Goal |
Rewrite everything from the line containing "258, 72, 298]" down to the line containing "Find all labels, buttons, inputs, and", both included. Substitute "y-axis-tick" for each "y-tick-label" and leave all else unchanged.

Listed records |
★ ★ ★

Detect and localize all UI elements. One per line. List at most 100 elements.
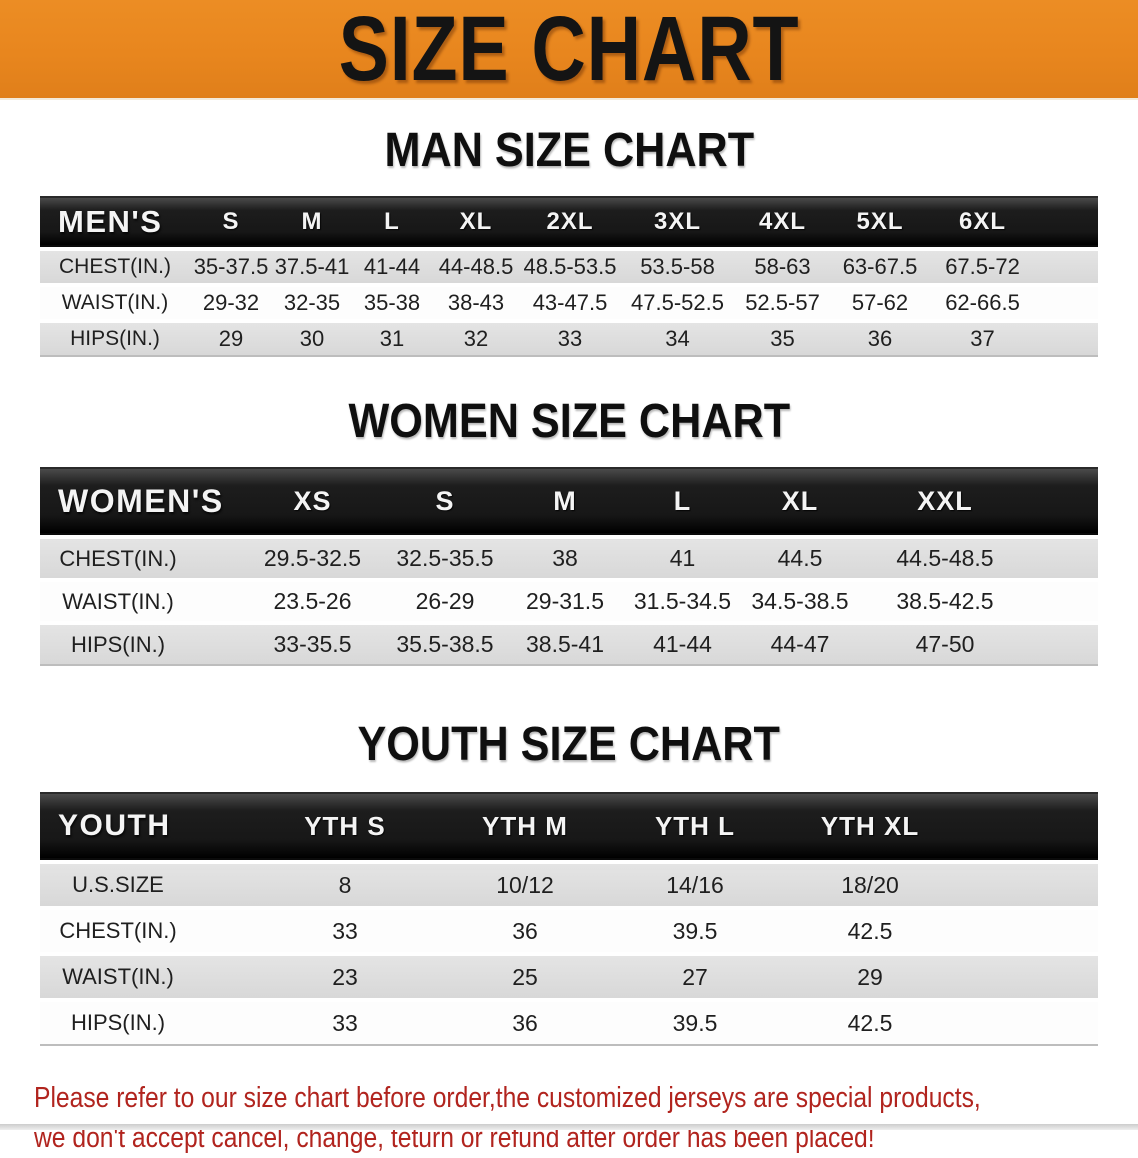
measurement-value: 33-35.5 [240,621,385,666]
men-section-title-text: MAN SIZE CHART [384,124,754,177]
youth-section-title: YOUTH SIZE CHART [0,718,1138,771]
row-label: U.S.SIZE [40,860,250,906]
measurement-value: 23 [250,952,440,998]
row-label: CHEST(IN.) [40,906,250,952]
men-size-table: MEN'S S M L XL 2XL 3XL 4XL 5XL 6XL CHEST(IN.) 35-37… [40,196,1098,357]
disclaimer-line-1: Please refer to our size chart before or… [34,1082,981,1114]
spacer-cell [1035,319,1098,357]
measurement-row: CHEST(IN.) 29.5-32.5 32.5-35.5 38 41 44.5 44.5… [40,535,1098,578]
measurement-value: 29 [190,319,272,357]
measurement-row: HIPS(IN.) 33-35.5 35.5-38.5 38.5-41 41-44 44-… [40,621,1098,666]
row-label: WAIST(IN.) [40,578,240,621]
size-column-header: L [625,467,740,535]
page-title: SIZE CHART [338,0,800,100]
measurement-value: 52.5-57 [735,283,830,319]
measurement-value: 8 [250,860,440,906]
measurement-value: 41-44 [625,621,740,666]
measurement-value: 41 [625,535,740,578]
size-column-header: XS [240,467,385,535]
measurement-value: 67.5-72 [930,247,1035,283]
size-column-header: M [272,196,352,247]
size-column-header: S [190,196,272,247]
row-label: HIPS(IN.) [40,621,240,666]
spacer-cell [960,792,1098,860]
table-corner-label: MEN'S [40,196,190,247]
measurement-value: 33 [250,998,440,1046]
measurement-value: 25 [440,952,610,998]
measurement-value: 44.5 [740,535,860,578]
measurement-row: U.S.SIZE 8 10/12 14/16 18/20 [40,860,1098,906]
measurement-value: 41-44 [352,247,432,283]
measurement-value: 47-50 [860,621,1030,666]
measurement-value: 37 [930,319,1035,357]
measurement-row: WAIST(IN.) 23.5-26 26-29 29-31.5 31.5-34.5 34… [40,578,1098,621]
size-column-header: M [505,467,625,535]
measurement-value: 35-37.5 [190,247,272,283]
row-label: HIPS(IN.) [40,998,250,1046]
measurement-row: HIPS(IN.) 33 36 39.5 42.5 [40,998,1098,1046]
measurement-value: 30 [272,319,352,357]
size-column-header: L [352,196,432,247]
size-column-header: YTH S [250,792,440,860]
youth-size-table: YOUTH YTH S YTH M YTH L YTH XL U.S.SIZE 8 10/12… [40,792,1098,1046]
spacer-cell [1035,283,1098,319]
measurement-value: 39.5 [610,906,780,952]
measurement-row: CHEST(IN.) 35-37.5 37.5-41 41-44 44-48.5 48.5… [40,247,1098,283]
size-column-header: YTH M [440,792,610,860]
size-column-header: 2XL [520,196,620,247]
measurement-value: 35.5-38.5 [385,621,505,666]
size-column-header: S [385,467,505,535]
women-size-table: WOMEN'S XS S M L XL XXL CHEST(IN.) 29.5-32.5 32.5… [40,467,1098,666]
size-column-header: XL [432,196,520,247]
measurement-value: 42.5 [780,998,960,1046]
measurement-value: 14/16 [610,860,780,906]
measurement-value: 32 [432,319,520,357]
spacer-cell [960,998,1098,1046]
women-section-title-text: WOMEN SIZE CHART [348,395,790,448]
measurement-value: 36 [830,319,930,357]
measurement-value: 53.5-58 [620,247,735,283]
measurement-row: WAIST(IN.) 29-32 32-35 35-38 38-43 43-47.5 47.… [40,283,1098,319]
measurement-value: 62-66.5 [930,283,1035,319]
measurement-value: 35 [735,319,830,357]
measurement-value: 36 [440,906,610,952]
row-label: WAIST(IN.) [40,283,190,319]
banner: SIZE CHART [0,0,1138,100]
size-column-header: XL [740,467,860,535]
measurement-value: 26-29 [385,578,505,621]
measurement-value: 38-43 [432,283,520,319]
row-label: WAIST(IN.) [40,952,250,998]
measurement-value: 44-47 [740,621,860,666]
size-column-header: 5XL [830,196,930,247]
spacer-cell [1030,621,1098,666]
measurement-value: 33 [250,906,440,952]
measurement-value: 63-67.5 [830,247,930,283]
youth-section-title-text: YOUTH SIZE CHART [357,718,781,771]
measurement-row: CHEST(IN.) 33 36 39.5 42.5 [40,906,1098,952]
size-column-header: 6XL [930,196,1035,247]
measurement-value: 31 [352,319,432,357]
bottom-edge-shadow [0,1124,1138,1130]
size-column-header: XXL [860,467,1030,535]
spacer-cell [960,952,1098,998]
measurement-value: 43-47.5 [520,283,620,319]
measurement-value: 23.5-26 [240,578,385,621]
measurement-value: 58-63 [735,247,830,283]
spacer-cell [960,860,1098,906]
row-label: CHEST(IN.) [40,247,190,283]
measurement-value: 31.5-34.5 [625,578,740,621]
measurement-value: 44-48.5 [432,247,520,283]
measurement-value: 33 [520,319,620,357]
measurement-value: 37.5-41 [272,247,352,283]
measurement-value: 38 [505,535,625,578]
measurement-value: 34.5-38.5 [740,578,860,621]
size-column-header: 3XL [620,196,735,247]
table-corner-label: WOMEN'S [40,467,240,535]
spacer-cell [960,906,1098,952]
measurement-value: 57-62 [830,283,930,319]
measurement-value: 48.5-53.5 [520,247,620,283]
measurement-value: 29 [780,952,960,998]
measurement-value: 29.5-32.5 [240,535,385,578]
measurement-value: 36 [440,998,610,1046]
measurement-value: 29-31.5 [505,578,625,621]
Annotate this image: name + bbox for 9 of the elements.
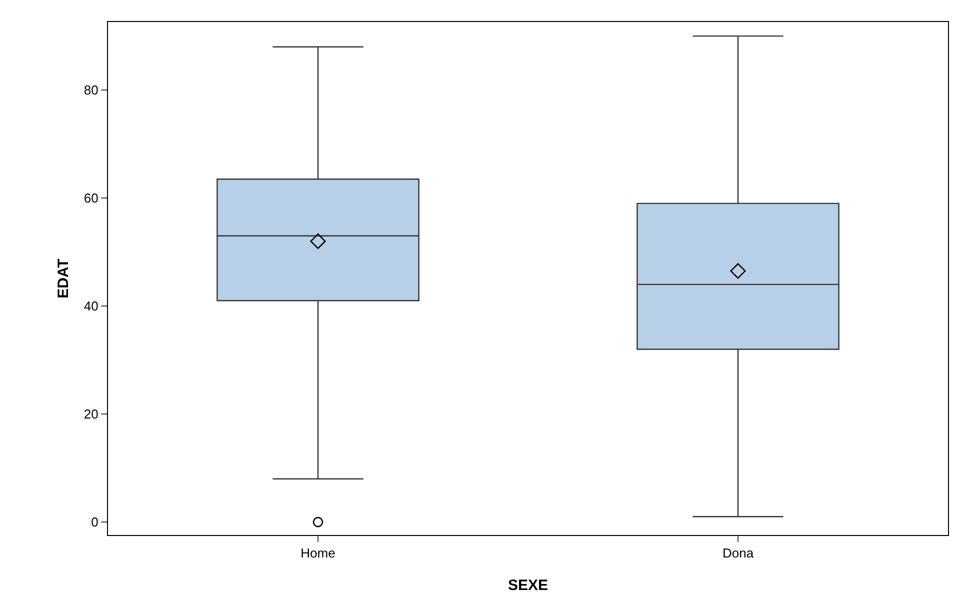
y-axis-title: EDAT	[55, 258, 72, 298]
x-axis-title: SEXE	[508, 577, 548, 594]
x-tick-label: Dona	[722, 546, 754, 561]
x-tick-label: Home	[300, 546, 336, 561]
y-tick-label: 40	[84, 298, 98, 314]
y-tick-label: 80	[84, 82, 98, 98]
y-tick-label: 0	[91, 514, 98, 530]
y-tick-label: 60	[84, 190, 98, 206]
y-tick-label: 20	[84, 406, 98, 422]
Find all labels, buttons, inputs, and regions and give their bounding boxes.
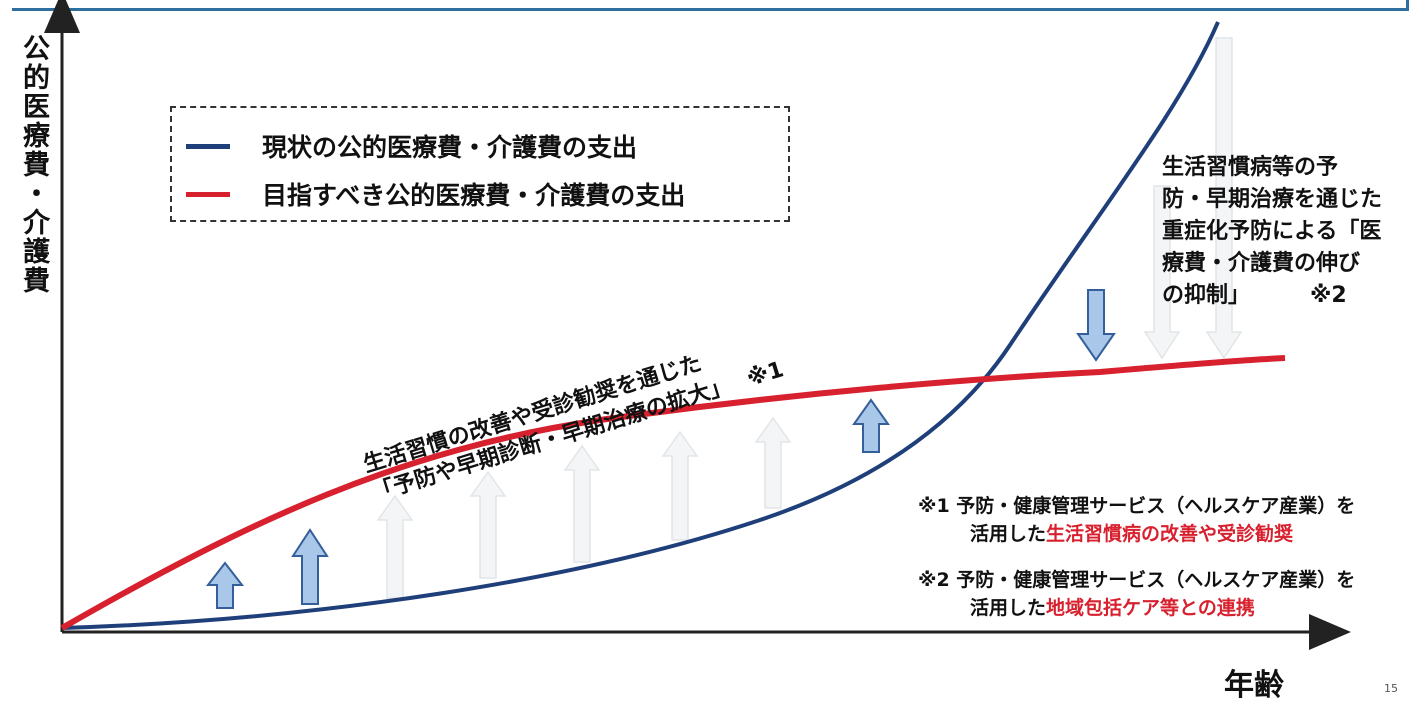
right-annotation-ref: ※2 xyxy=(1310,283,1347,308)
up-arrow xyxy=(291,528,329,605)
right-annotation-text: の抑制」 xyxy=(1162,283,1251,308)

★ ★ ★

Correct answer |
y-axis-title: EDAT	[55, 258, 72, 298]
x-axis-title: SEXE	[508, 577, 548, 594]
x-tick-label: Dona	[722, 546, 754, 561]
x-tick-label: Home	[300, 546, 336, 561]
y-axis-tick: 40	[84, 298, 98, 314]
y-axis-tick: 80	[84, 82, 98, 98]
y-axis-tick: 0	[91, 514, 98, 530]
y-axis-tick: 60	[84, 190, 98, 206]
y-axis-tick: 20	[84, 406, 98, 422]
Find all labels, buttons, inputs, and regions and give their bounding boxes.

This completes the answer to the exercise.